▶ _TASK INPUTS_
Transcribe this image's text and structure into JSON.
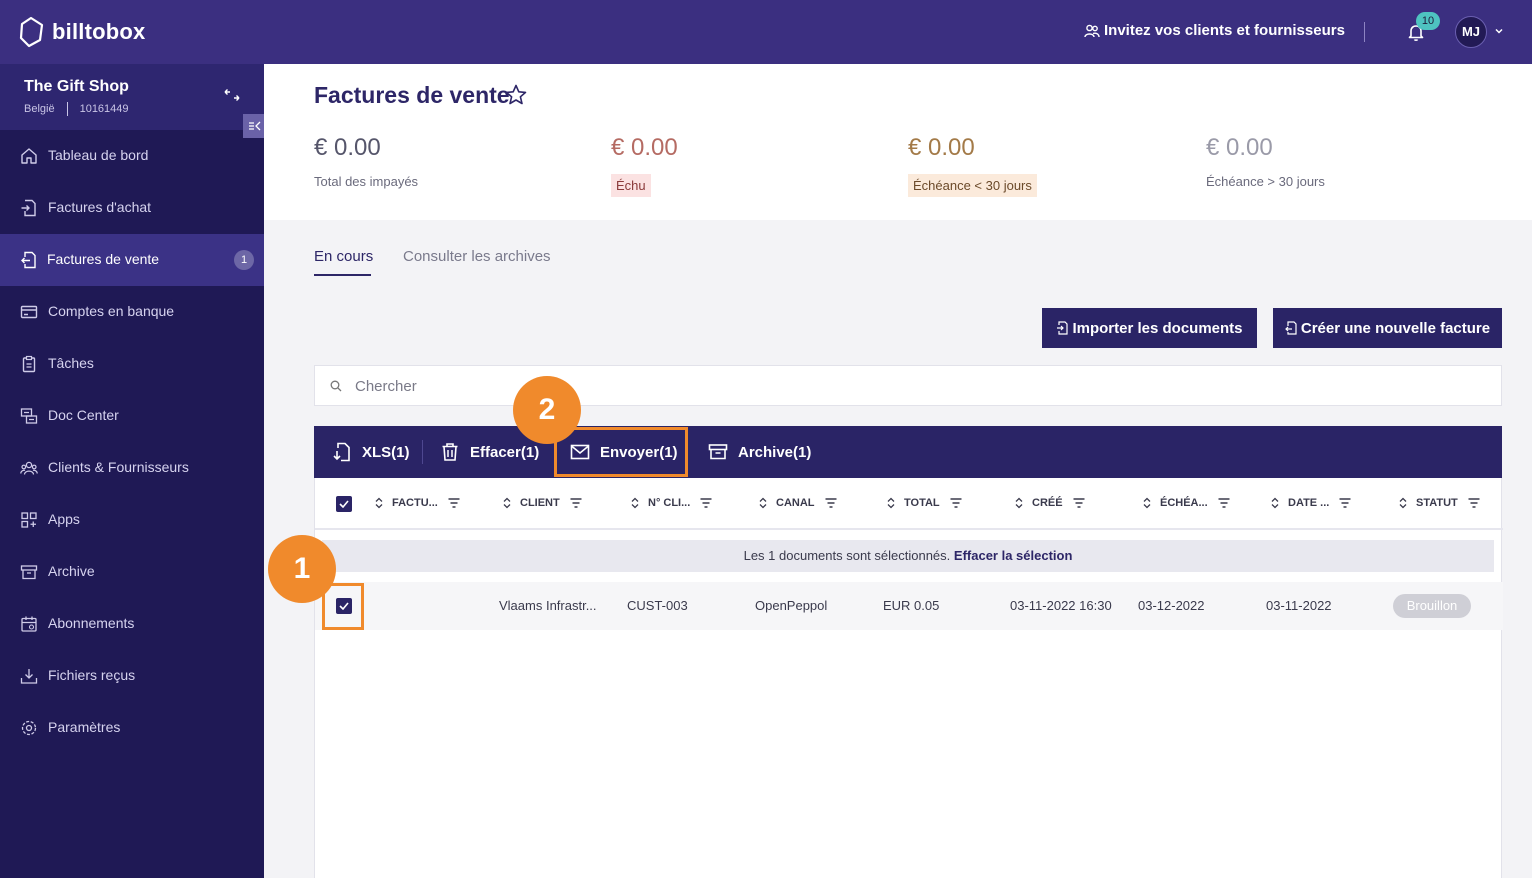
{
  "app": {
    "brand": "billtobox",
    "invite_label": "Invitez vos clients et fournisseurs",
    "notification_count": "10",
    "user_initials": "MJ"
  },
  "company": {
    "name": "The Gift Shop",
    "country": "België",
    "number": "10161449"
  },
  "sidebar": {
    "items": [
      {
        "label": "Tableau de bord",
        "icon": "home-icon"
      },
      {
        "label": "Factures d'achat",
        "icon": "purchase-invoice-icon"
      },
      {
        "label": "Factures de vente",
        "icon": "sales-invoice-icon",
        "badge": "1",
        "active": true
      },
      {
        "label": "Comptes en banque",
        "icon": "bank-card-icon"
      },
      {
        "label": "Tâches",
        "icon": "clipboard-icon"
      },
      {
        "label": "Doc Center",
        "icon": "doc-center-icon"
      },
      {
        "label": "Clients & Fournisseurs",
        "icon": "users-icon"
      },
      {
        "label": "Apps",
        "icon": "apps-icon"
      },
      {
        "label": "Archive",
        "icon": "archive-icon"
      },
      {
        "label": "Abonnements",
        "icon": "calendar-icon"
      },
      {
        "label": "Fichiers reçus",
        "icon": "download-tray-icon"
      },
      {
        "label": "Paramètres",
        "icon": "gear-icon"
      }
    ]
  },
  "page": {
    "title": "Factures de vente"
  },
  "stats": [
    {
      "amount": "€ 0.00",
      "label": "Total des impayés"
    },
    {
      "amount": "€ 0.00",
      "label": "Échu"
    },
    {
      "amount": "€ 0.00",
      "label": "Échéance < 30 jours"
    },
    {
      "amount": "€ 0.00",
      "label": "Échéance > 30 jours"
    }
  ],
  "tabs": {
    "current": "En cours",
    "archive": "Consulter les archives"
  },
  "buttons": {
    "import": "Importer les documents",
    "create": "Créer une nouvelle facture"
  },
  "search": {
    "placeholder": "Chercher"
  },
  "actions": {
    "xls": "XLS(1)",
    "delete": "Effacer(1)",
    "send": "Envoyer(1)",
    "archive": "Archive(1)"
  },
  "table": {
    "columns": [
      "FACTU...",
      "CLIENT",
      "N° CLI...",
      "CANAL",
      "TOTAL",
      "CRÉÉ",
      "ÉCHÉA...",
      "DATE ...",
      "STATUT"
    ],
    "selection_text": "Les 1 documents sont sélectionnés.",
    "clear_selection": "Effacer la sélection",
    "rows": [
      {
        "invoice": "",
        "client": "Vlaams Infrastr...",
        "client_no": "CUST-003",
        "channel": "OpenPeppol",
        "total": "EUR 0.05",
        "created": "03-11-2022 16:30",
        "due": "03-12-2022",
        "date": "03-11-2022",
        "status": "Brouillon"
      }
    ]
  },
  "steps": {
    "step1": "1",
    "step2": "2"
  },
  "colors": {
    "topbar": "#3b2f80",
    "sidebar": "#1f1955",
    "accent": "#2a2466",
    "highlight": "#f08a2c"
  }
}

▶ _PROBLEM DESCRIPTION_
Pictures stay out; repeat all the rest of the records exactly.

▶ _TASK SOLUTION_
Transcribe this image's text and structure into JSON.
{
  "app": {
    "brand": "billtobox",
    "invite_label": "Invitez vos clients et fournisseurs",
    "notification_count": "10",
    "user_initials": "MJ"
  },
  "company": {
    "name": "The Gift Shop",
    "country": "België",
    "number": "10161449"
  },
  "sidebar": {
    "items": [
      {
        "label": "Tableau de bord",
        "icon": "home-icon"
      },
      {
        "label": "Factures d'achat",
        "icon": "purchase-invoice-icon"
      },
      {
        "label": "Factures de vente",
        "icon": "sales-invoice-icon",
        "badge": "1",
        "active": true
      },
      {
        "label": "Comptes en banque",
        "icon": "bank-card-icon"
      },
      {
        "label": "Tâches",
        "icon": "clipboard-icon"
      },
      {
        "label": "Doc Center",
        "icon": "doc-center-icon"
      },
      {
        "label": "Clients & Fournisseurs",
        "icon": "users-icon"
      },
      {
        "label": "Apps",
        "icon": "apps-icon"
      },
      {
        "label": "Archive",
        "icon": "archive-icon"
      },
      {
        "label": "Abonnements",
        "icon": "calendar-icon"
      },
      {
        "label": "Fichiers reçus",
        "icon": "download-tray-icon"
      },
      {
        "label": "Paramètres",
        "icon": "gear-icon"
      }
    ]
  },
  "page": {
    "title": "Factures de vente"
  },
  "stats": [
    {
      "amount": "€ 0.00",
      "label": "Total des impayés"
    },
    {
      "amount": "€ 0.00",
      "label": "Échu"
    },
    {
      "amount": "€ 0.00",
      "label": "Échéance < 30 jours"
    },
    {
      "amount": "€ 0.00",
      "label": "Échéance > 30 jours"
    }
  ],
  "tabs": {
    "current": "En cours",
    "archive": "Consulter les archives"
  },
  "buttons": {
    "import": "Importer les documents",
    "create": "Créer une nouvelle facture"
  },
  "search": {
    "placeholder": "Chercher"
  },
  "actions": {
    "xls": "XLS(1)",
    "delete": "Effacer(1)",
    "send": "Envoyer(1)",
    "archive": "Archive(1)"
  },
  "table": {
    "columns": [
      "FACTU...",
      "CLIENT",
      "N° CLI...",
      "CANAL",
      "TOTAL",
      "CRÉÉ",
      "ÉCHÉA...",
      "DATE ...",
      "STATUT"
    ],
    "selection_text": "Les 1 documents sont sélectionnés.",
    "clear_selection": "Effacer la sélection",
    "rows": [
      {
        "invoice": "",
        "client": "Vlaams Infrastr...",
        "client_no": "CUST-003",
        "channel": "OpenPeppol",
        "total": "EUR 0.05",
        "created": "03-11-2022 16:30",
        "due": "03-12-2022",
        "date": "03-11-2022",
        "status": "Brouillon"
      }
    ]
  },
  "steps": {
    "step1": "1",
    "step2": "2"
  },
  "colors": {
    "topbar": "#3b2f80",
    "sidebar": "#1f1955",
    "accent": "#2a2466",
    "highlight": "#f08a2c"
  }
}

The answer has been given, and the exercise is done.